DATASET RECORDS:
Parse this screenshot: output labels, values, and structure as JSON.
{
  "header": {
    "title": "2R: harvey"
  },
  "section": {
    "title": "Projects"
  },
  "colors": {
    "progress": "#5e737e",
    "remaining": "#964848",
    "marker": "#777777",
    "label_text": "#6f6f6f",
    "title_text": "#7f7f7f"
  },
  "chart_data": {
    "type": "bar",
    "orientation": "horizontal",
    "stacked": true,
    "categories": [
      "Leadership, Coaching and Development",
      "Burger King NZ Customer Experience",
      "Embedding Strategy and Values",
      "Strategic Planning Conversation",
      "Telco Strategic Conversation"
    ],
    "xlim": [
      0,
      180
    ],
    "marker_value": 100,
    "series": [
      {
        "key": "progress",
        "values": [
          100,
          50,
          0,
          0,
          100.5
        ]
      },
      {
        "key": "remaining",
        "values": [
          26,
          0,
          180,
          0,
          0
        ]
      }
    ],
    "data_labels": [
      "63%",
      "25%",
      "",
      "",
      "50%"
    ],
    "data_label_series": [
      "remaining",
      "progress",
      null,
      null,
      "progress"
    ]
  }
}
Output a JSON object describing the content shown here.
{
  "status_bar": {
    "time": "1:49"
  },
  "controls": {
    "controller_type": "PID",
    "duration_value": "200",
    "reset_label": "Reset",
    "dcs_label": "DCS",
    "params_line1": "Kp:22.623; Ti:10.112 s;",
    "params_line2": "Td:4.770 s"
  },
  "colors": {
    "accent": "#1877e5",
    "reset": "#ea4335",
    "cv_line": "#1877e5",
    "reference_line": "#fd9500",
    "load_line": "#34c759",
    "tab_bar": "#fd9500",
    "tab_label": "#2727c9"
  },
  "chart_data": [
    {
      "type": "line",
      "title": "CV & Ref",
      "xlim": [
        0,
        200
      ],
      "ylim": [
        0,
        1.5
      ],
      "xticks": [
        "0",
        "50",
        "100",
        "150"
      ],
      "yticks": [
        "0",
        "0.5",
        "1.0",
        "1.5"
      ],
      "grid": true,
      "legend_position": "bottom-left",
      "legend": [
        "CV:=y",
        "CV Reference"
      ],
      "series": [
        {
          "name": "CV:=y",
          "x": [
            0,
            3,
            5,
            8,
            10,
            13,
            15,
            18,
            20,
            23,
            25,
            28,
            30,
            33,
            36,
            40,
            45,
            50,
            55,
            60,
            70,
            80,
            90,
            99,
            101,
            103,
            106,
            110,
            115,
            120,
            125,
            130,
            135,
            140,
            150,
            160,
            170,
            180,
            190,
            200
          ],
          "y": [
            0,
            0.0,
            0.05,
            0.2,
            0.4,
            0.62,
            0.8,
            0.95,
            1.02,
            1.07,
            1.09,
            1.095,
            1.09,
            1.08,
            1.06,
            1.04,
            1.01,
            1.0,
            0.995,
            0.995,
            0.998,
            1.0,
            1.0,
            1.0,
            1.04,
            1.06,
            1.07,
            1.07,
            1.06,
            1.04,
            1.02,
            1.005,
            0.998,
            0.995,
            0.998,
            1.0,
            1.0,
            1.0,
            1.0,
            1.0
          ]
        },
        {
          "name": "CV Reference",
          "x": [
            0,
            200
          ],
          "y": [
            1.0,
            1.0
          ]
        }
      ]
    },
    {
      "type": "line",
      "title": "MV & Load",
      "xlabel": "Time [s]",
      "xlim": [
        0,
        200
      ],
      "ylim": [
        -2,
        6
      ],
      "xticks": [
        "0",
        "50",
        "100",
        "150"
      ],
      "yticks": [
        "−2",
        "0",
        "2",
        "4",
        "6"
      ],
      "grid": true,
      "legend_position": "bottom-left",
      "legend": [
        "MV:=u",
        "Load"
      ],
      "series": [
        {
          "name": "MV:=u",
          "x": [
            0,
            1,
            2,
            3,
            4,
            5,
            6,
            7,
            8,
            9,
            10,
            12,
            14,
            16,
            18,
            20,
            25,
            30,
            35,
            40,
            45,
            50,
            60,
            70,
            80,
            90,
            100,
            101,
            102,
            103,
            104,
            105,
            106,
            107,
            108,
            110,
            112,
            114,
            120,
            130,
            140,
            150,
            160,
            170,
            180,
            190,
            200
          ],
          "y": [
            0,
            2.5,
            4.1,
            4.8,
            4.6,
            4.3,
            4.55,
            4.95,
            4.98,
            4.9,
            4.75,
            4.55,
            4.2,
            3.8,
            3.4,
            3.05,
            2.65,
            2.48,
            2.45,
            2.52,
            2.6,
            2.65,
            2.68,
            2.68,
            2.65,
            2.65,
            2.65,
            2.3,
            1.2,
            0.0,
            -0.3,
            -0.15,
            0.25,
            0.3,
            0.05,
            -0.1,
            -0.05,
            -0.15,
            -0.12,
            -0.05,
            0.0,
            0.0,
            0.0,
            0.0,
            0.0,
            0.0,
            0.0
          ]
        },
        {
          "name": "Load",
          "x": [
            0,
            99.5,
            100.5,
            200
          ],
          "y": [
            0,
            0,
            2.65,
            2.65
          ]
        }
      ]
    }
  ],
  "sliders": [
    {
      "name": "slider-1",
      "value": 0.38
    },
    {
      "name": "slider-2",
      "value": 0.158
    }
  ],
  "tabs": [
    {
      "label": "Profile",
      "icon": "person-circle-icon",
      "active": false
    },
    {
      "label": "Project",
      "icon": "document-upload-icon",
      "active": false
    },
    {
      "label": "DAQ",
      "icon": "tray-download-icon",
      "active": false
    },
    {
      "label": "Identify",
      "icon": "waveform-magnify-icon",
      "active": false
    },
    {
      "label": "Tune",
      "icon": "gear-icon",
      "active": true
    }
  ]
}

WHAT THIS TASK INVOLVES:
Each line above is to be repeated exactly.

THE REPLY:
Parse this screenshot: output labels, values, and structure as JSON.
{
  "header": {
    "title": "2R: harvey"
  },
  "section": {
    "title": "Projects"
  },
  "colors": {
    "progress": "#5e737e",
    "remaining": "#964848",
    "marker": "#777777",
    "label_text": "#6f6f6f",
    "title_text": "#7f7f7f"
  },
  "chart_data": {
    "type": "bar",
    "orientation": "horizontal",
    "stacked": true,
    "categories": [
      "Leadership, Coaching and Development",
      "Burger King NZ Customer Experience",
      "Embedding Strategy and Values",
      "Strategic Planning Conversation",
      "Telco Strategic Conversation"
    ],
    "xlim": [
      0,
      180
    ],
    "marker_value": 100,
    "series": [
      {
        "key": "progress",
        "values": [
          100,
          50,
          0,
          0,
          100.5
        ]
      },
      {
        "key": "remaining",
        "values": [
          26,
          0,
          180,
          0,
          0
        ]
      }
    ],
    "data_labels": [
      "63%",
      "25%",
      "",
      "",
      "50%"
    ],
    "data_label_series": [
      "remaining",
      "progress",
      null,
      null,
      "progress"
    ]
  }
}
Output a JSON object describing the content shown here.
{
  "status_bar": {
    "time": "1:49"
  },
  "controls": {
    "controller_type": "PID",
    "duration_value": "200",
    "reset_label": "Reset",
    "dcs_label": "DCS",
    "params_line1": "Kp:22.623; Ti:10.112 s;",
    "params_line2": "Td:4.770 s"
  },
  "colors": {
    "accent": "#1877e5",
    "reset": "#ea4335",
    "cv_line": "#1877e5",
    "reference_line": "#fd9500",
    "load_line": "#34c759",
    "tab_bar": "#fd9500",
    "tab_label": "#2727c9"
  },
  "chart_data": [
    {
      "type": "line",
      "title": "CV & Ref",
      "xlim": [
        0,
        200
      ],
      "ylim": [
        0,
        1.5
      ],
      "xticks": [
        "0",
        "50",
        "100",
        "150"
      ],
      "yticks": [
        "0",
        "0.5",
        "1.0",
        "1.5"
      ],
      "grid": true,
      "legend_position": "bottom-left",
      "legend": [
        "CV:=y",
        "CV Reference"
      ],
      "series": [
        {
          "name": "CV:=y",
          "x": [
            0,
            3,
            5,
            8,
            10,
            13,
            15,
            18,
            20,
            23,
            25,
            28,
            30,
            33,
            36,
            40,
            45,
            50,
            55,
            60,
            70,
            80,
            90,
            99,
            101,
            103,
            106,
            110,
            115,
            120,
            125,
            130,
            135,
            140,
            150,
            160,
            170,
            180,
            190,
            200
          ],
          "y": [
            0,
            0.0,
            0.05,
            0.2,
            0.4,
            0.62,
            0.8,
            0.95,
            1.02,
            1.07,
            1.09,
            1.095,
            1.09,
            1.08,
            1.06,
            1.04,
            1.01,
            1.0,
            0.995,
            0.995,
            0.998,
            1.0,
            1.0,
            1.0,
            1.04,
            1.06,
            1.07,
            1.07,
            1.06,
            1.04,
            1.02,
            1.005,
            0.998,
            0.995,
            0.998,
            1.0,
            1.0,
            1.0,
            1.0,
            1.0
          ]
        },
        {
          "name": "CV Reference",
          "x": [
            0,
            200
          ],
          "y": [
            1.0,
            1.0
          ]
        }
      ]
    },
    {
      "type": "line",
      "title": "MV & Load",
      "xlabel": "Time [s]",
      "xlim": [
        0,
        200
      ],
      "ylim": [
        -2,
        6
      ],
      "xticks": [
        "0",
        "50",
        "100",
        "150"
      ],
      "yticks": [
        "−2",
        "0",
        "2",
        "4",
        "6"
      ],
      "grid": true,
      "legend_position": "bottom-left",
      "legend": [
        "MV:=u",
        "Load"
      ],
      "series": [
        {
          "name": "MV:=u",
          "x": [
            0,
            1,
            2,
            3,
            4,
            5,
            6,
            7,
            8,
            9,
            10,
            12,
            14,
            16,
            18,
            20,
            25,
            30,
            35,
            40,
            45,
            50,
            60,
            70,
            80,
            90,
            100,
            101,
            102,
            103,
            104,
            105,
            106,
            107,
            108,
            110,
            112,
            114,
            120,
            130,
            140,
            150,
            160,
            170,
            180,
            190,
            200
          ],
          "y": [
            0,
            2.5,
            4.1,
            4.8,
            4.6,
            4.3,
            4.55,
            4.95,
            4.98,
            4.9,
            4.75,
            4.55,
            4.2,
            3.8,
            3.4,
            3.05,
            2.65,
            2.48,
            2.45,
            2.52,
            2.6,
            2.65,
            2.68,
            2.68,
            2.65,
            2.65,
            2.65,
            2.3,
            1.2,
            0.0,
            -0.3,
            -0.15,
            0.25,
            0.3,
            0.05,
            -0.1,
            -0.05,
            -0.15,
            -0.12,
            -0.05,
            0.0,
            0.0,
            0.0,
            0.0,
            0.0,
            0.0,
            0.0
          ]
        },
        {
          "name": "Load",
          "x": [
            0,
            99.5,
            100.5,
            200
          ],
          "y": [
            0,
            0,
            2.65,
            2.65
          ]
        }
      ]
    }
  ],
  "sliders": [
    {
      "name": "slider-1",
      "value": 0.38
    },
    {
      "name": "slider-2",
      "value": 0.158
    }
  ],
  "tabs": [
    {
      "label": "Profile",
      "icon": "person-circle-icon",
      "active": false
    },
    {
      "label": "Project",
      "icon": "document-upload-icon",
      "active": false
    },
    {
      "label": "DAQ",
      "icon": "tray-download-icon",
      "active": false
    },
    {
      "label": "Identify",
      "icon": "waveform-magnify-icon",
      "active": false
    },
    {
      "label": "Tune",
      "icon": "gear-icon",
      "active": true
    }
  ]
}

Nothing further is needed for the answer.